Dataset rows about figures
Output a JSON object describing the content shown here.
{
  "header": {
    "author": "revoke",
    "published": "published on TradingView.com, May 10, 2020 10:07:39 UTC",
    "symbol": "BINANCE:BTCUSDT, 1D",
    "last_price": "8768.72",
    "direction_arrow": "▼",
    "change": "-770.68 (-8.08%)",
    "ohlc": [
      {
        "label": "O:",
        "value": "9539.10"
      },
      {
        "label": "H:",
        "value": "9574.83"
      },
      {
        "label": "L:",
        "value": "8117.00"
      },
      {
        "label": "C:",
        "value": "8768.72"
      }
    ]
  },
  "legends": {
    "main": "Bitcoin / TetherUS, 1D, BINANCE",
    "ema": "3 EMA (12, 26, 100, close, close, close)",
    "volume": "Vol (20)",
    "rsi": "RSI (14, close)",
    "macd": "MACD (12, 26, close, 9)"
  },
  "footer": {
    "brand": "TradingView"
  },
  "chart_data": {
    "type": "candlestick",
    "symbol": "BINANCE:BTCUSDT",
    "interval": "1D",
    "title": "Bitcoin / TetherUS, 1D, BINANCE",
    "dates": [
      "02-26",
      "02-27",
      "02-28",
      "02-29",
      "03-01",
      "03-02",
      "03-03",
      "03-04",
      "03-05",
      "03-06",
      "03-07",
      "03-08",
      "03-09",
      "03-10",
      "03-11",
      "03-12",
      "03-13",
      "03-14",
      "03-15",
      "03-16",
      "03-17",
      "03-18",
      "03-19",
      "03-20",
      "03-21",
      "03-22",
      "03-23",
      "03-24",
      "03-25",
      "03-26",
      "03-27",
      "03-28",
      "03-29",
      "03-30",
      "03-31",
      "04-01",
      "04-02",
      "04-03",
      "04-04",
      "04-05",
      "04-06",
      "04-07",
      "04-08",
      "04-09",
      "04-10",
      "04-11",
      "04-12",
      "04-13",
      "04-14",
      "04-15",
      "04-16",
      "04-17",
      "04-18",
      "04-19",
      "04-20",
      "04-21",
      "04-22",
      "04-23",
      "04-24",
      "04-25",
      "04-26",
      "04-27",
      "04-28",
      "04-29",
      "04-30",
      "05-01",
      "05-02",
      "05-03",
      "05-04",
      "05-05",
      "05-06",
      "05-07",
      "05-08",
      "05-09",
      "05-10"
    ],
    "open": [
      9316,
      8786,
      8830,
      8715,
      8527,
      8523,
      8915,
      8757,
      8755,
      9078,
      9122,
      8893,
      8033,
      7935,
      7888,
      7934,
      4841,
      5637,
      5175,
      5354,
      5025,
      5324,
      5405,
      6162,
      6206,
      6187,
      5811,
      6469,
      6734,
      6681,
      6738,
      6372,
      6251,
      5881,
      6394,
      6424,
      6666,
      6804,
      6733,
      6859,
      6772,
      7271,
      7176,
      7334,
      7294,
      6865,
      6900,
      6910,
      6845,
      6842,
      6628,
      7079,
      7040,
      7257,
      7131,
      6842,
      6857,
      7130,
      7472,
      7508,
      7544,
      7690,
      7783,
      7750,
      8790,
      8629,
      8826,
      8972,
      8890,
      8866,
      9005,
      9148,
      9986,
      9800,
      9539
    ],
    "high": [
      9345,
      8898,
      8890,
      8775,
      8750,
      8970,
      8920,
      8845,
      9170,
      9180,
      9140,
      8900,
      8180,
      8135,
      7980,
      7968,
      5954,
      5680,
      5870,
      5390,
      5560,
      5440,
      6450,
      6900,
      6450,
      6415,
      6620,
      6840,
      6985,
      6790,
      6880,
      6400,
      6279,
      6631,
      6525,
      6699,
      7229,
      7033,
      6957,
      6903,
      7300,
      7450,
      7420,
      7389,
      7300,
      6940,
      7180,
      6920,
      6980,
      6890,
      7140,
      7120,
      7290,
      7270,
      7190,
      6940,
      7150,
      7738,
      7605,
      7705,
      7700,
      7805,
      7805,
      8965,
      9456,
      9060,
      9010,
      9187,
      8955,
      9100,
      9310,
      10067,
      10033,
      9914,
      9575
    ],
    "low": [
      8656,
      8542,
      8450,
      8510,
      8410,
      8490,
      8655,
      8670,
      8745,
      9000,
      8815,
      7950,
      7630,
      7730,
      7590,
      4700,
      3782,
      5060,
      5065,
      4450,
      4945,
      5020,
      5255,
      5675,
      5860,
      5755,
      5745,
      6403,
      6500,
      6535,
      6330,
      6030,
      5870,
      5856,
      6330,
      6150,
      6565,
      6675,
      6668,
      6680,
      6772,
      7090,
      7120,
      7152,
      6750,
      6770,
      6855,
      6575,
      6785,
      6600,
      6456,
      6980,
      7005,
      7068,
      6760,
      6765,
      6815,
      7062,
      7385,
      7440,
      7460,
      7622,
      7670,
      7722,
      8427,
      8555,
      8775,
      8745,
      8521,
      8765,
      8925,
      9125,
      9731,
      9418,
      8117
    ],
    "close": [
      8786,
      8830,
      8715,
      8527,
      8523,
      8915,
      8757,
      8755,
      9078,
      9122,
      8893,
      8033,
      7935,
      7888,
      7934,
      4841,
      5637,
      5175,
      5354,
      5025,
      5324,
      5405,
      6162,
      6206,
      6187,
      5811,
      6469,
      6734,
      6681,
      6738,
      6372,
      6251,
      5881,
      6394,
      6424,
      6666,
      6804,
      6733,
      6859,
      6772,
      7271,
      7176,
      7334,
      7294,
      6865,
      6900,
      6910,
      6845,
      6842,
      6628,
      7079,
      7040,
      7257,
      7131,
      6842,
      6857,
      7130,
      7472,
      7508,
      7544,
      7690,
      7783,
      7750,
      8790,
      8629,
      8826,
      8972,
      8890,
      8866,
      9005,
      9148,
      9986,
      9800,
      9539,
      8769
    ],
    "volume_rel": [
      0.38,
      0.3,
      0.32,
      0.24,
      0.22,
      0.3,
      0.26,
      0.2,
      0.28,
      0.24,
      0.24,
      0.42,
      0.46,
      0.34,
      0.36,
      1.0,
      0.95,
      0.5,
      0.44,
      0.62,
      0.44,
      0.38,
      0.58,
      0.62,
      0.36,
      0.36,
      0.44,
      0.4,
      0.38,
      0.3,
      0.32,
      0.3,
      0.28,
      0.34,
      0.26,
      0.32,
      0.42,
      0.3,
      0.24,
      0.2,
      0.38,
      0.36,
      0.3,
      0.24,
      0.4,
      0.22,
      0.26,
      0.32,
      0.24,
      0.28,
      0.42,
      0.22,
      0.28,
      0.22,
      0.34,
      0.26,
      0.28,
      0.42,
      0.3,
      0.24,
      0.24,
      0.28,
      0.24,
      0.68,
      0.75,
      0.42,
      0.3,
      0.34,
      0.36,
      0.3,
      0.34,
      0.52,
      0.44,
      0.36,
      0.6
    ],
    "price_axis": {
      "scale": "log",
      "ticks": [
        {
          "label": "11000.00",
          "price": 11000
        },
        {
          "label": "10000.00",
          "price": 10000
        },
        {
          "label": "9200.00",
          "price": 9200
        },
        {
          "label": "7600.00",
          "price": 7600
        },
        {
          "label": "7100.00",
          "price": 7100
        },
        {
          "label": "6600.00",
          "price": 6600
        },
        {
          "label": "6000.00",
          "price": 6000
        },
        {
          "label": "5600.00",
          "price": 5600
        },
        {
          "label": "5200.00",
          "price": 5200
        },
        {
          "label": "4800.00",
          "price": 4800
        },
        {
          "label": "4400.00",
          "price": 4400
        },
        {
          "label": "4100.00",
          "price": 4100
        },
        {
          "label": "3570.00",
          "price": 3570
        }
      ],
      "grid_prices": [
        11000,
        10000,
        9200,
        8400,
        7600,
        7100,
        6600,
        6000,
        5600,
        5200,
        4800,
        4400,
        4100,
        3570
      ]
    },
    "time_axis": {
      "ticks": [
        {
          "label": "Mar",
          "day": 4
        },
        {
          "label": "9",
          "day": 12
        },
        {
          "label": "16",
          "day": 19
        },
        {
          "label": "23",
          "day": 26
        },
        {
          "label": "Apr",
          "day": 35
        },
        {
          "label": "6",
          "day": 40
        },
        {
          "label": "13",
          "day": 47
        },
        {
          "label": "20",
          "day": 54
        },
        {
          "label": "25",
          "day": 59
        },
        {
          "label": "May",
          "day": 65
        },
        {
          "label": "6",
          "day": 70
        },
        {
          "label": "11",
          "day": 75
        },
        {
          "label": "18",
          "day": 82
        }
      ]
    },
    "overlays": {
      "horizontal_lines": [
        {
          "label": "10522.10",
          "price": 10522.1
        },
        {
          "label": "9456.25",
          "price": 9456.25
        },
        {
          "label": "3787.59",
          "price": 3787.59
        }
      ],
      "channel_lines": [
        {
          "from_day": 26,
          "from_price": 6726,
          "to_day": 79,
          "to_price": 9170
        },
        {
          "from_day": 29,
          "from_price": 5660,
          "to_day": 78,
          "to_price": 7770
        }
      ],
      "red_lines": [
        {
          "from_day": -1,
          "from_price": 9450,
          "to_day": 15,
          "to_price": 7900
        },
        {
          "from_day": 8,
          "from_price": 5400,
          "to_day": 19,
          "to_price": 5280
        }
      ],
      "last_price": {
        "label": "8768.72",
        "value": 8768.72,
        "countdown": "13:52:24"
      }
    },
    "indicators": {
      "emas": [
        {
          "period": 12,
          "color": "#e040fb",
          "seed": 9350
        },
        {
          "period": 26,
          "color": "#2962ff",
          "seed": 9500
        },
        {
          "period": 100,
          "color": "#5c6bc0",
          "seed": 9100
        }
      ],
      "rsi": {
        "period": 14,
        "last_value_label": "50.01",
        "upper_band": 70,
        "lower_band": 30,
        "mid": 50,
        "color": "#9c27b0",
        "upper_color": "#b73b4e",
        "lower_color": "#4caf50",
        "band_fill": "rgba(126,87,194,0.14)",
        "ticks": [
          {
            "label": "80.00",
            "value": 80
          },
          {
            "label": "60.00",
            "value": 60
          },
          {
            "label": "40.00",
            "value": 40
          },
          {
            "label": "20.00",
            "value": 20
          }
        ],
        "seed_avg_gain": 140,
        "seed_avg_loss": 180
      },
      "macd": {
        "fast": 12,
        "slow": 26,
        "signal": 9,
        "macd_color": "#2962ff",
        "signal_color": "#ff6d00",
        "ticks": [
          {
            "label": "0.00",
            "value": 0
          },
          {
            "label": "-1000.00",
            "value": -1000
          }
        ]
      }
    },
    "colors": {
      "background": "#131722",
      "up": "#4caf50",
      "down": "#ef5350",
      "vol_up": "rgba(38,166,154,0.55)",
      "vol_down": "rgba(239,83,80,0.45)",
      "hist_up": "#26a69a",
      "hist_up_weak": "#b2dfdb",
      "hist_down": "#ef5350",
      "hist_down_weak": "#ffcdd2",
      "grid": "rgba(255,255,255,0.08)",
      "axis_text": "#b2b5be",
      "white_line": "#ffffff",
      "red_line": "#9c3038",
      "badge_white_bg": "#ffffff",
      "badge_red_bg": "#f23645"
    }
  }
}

- **Description of the task**
Find the lines above holding the word "period" and show them.

- **Answer to this exercise**
          "period": 12,
          "period": 26,
          "period": 100,
        "period": 14,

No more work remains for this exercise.